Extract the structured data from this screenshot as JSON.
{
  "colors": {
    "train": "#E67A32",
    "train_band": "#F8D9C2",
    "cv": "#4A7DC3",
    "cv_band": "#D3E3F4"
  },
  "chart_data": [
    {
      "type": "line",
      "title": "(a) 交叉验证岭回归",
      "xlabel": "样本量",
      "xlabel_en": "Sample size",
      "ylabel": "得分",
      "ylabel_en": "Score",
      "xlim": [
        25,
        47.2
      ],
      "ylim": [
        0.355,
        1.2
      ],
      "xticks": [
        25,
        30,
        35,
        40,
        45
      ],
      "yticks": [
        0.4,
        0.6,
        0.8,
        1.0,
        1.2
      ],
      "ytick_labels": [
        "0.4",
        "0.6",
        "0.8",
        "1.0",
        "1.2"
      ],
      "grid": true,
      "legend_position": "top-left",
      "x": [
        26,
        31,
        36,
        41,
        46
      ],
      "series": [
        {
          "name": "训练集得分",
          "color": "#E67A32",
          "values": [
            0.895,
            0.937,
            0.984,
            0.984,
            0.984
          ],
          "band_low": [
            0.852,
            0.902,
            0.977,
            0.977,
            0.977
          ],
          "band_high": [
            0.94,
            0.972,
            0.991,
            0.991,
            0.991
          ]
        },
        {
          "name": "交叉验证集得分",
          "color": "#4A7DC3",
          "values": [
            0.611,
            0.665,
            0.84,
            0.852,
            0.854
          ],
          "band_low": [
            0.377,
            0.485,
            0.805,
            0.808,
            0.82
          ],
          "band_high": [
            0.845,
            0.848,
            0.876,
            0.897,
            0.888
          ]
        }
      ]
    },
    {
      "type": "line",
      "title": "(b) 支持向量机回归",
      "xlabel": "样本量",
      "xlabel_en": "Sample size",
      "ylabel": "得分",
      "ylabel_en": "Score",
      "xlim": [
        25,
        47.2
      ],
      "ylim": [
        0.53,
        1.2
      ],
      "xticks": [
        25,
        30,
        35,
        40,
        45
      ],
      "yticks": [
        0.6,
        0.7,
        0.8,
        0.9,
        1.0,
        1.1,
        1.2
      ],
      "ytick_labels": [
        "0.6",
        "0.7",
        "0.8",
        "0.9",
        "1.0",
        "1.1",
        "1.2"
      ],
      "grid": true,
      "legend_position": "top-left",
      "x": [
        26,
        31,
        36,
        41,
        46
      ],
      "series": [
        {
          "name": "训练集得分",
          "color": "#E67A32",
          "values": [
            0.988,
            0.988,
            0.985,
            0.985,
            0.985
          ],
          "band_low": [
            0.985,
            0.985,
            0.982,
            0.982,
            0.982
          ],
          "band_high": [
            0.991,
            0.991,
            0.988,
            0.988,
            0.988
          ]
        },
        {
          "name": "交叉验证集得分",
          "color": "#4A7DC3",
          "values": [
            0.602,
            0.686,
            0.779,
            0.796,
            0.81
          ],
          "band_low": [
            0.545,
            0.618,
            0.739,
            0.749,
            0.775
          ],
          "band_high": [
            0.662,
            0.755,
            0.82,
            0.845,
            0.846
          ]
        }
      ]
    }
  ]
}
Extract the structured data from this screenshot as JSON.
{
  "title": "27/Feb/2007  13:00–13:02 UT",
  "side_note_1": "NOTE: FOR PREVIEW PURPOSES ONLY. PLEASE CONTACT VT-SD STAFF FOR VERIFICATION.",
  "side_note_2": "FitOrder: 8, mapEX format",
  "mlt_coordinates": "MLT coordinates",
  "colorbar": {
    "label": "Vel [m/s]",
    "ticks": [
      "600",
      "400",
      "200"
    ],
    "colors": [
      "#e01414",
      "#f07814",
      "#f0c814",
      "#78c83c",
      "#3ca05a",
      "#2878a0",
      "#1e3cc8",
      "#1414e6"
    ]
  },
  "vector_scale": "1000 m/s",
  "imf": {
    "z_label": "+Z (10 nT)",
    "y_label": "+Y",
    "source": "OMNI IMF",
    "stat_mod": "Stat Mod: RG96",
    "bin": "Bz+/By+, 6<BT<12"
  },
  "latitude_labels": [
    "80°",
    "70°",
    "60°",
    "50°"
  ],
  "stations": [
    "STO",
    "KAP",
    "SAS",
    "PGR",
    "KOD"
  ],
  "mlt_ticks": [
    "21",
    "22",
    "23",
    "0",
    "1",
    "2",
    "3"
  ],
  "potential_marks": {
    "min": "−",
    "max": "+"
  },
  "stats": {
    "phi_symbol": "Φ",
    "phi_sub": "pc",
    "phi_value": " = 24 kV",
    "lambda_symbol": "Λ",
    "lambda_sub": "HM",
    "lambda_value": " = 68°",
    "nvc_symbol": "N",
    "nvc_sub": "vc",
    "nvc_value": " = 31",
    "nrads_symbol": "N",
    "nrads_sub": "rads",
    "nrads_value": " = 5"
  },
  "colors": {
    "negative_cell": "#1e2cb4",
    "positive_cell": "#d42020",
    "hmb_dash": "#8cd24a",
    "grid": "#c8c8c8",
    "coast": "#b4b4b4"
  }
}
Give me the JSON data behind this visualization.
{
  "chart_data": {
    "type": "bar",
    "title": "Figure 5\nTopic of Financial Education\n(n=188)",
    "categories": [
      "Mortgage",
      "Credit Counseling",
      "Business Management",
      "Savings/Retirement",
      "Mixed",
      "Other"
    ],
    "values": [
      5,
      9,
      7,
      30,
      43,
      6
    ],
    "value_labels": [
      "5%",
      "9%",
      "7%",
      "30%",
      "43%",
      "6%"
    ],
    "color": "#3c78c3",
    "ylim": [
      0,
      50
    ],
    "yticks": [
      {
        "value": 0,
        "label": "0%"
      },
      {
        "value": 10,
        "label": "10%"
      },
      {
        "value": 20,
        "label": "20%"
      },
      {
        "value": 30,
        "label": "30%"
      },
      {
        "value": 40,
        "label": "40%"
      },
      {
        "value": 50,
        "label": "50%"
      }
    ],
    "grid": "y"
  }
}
_ _ _ _
* [AIM] Quote each line of the data above exactly as written.

* [SOLUTION TO THE PROBLEM]
Extract the structured data from this screenshot as JSON.
{
  "colors": {
    "train": "#E67A32",
    "train_band": "#F8D9C2",
    "cv": "#4A7DC3",
    "cv_band": "#D3E3F4"
  },
  "chart_data": [
    {
      "type": "line",
      "title": "(a) 交叉验证岭回归",
      "xlabel": "样本量",
      "xlabel_en": "Sample size",
      "ylabel": "得分",
      "ylabel_en": "Score",
      "xlim": [
        25,
        47.2
      ],
      "ylim": [
        0.355,
        1.2
      ],
      "xticks": [
        25,
        30,
        35,
        40,
        45
      ],
      "yticks": [
        0.4,
        0.6,
        0.8,
        1.0,
        1.2
      ],
      "ytick_labels": [
        "0.4",
        "0.6",
        "0.8",
        "1.0",
        "1.2"
      ],
      "grid": true,
      "legend_position": "top-left",
      "x": [
        26,
        31,
        36,
        41,
        46
      ],
      "series": [
        {
          "name": "训练集得分",
          "color": "#E67A32",
          "values": [
            0.895,
            0.937,
            0.984,
            0.984,
            0.984
          ],
          "band_low": [
            0.852,
            0.902,
            0.977,
            0.977,
            0.977
          ],
          "band_high": [
            0.94,
            0.972,
            0.991,
            0.991,
            0.991
          ]
        },
        {
          "name": "交叉验证集得分",
          "color": "#4A7DC3",
          "values": [
            0.611,
            0.665,
            0.84,
            0.852,
            0.854
          ],
          "band_low": [
            0.377,
            0.485,
            0.805,
            0.808,
            0.82
          ],
          "band_high": [
            0.845,
            0.848,
            0.876,
            0.897,
            0.888
          ]
        }
      ]
    },
    {
      "type": "line",
      "title": "(b) 支持向量机回归",
      "xlabel": "样本量",
      "xlabel_en": "Sample size",
      "ylabel": "得分",
      "ylabel_en": "Score",
      "xlim": [
        25,
        47.2
      ],
      "ylim": [
        0.53,
        1.2
      ],
      "xticks": [
        25,
        30,
        35,
        40,
        45
      ],
      "yticks": [
        0.6,
        0.7,
        0.8,
        0.9,
        1.0,
        1.1,
        1.2
      ],
      "ytick_labels": [
        "0.6",
        "0.7",
        "0.8",
        "0.9",
        "1.0",
        "1.1",
        "1.2"
      ],
      "grid": true,
      "legend_position": "top-left",
      "x": [
        26,
        31,
        36,
        41,
        46
      ],
      "series": [
        {
          "name": "训练集得分",
          "color": "#E67A32",
          "values": [
            0.988,
            0.988,
            0.985,
            0.985,
            0.985
          ],
          "band_low": [
            0.985,
            0.985,
            0.982,
            0.982,
            0.982
          ],
          "band_high": [
            0.991,
            0.991,
            0.988,
            0.988,
            0.988
          ]
        },
        {
          "name": "交叉验证集得分",
          "color": "#4A7DC3",
          "values": [
            0.602,
            0.686,
            0.779,
            0.796,
            0.81
          ],
          "band_low": [
            0.545,
            0.618,
            0.739,
            0.749,
            0.775
          ],
          "band_high": [
            0.662,
            0.755,
            0.82,
            0.845,
            0.846
          ]
        }
      ]
    }
  ]
}
Extract the structured data from this screenshot as JSON.
{
  "title": "27/Feb/2007  13:00–13:02 UT",
  "side_note_1": "NOTE: FOR PREVIEW PURPOSES ONLY. PLEASE CONTACT VT-SD STAFF FOR VERIFICATION.",
  "side_note_2": "FitOrder: 8, mapEX format",
  "mlt_coordinates": "MLT coordinates",
  "colorbar": {
    "label": "Vel [m/s]",
    "ticks": [
      "600",
      "400",
      "200"
    ],
    "colors": [
      "#e01414",
      "#f07814",
      "#f0c814",
      "#78c83c",
      "#3ca05a",
      "#2878a0",
      "#1e3cc8",
      "#1414e6"
    ]
  },
  "vector_scale": "1000 m/s",
  "imf": {
    "z_label": "+Z (10 nT)",
    "y_label": "+Y",
    "source": "OMNI IMF",
    "stat_mod": "Stat Mod: RG96",
    "bin": "Bz+/By+, 6<BT<12"
  },
  "latitude_labels": [
    "80°",
    "70°",
    "60°",
    "50°"
  ],
  "stations": [
    "STO",
    "KAP",
    "SAS",
    "PGR",
    "KOD"
  ],
  "mlt_ticks": [
    "21",
    "22",
    "23",
    "0",
    "1",
    "2",
    "3"
  ],
  "potential_marks": {
    "min": "−",
    "max": "+"
  },
  "stats": {
    "phi_symbol": "Φ",
    "phi_sub": "pc",
    "phi_value": " = 24 kV",
    "lambda_symbol": "Λ",
    "lambda_sub": "HM",
    "lambda_value": " = 68°",
    "nvc_symbol": "N",
    "nvc_sub": "vc",
    "nvc_value": " = 31",
    "nrads_symbol": "N",
    "nrads_sub": "rads",
    "nrads_value": " = 5"
  },
  "colors": {
    "negative_cell": "#1e2cb4",
    "positive_cell": "#d42020",
    "hmb_dash": "#8cd24a",
    "grid": "#c8c8c8",
    "coast": "#b4b4b4"
  }
}
Give me the JSON data behind this visualization.
{
  "chart_data": {
    "type": "bar",
    "title": "Figure 5\nTopic of Financial Education\n(n=188)",
    "categories": [
      "Mortgage",
      "Credit Counseling",
      "Business Management",
      "Savings/Retirement",
      "Mixed",
      "Other"
    ],
    "values": [
      5,
      9,
      7,
      30,
      43,
      6
    ],
    "value_labels": [
      "5%",
      "9%",
      "7%",
      "30%",
      "43%",
      "6%"
    ],
    "color": "#3c78c3",
    "ylim": [
      0,
      50
    ],
    "yticks": [
      {
        "value": 0,
        "label": "0%"
      },
      {
        "value": 10,
        "label": "10%"
      },
      {
        "value": 20,
        "label": "20%"
      },
      {
        "value": 30,
        "label": "30%"
      },
      {
        "value": 40,
        "label": "40%"
      },
      {
        "value": 50,
        "label": "50%"
      }
    ],
    "grid": "y"
  }
}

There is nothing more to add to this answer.